## Saved entries:
==*==
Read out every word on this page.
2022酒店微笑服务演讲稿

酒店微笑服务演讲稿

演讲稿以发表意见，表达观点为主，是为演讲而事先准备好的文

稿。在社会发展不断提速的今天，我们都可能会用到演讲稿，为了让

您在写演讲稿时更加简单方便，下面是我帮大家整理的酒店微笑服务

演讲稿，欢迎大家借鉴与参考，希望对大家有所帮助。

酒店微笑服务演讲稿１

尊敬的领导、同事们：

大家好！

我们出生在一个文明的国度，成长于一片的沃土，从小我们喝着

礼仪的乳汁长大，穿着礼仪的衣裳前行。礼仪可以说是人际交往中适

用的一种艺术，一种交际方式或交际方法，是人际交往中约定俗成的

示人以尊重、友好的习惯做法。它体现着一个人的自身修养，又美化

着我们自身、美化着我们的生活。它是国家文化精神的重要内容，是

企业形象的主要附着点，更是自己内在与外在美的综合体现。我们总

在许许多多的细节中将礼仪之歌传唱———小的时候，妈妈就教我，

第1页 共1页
==*==
Copy out the full material exactly as it appears.

Read out every word on this page.
2022酒店微笑服务演讲稿

酒店微笑服务演讲稿

演讲稿以发表意见，表达观点为主，是为演讲而事先准备好的文

稿。在社会发展不断提速的今天，我们都可能会用到演讲稿，为了让

您在写演讲稿时更加简单方便，下面是我帮大家整理的酒店微笑服务

演讲稿，欢迎大家借鉴与参考，希望对大家有所帮助。

酒店微笑服务演讲稿１

尊敬的领导、同事们：

大家好！

我们出生在一个文明的国度，成长于一片的沃土，从小我们喝着

礼仪的乳汁长大，穿着礼仪的衣裳前行。礼仪可以说是人际交往中适

用的一种艺术，一种交际方式或交际方法，是人际交往中约定俗成的

示人以尊重、友好的习惯做法。它体现着一个人的自身修养，又美化

着我们自身、美化着我们的生活。它是国家文化精神的重要内容，是

企业形象的主要附着点，更是自己内在与外在美的综合体现。我们总

在许许多多的细节中将礼仪之歌传唱———小的时候，妈妈就教我，

第1页 共1页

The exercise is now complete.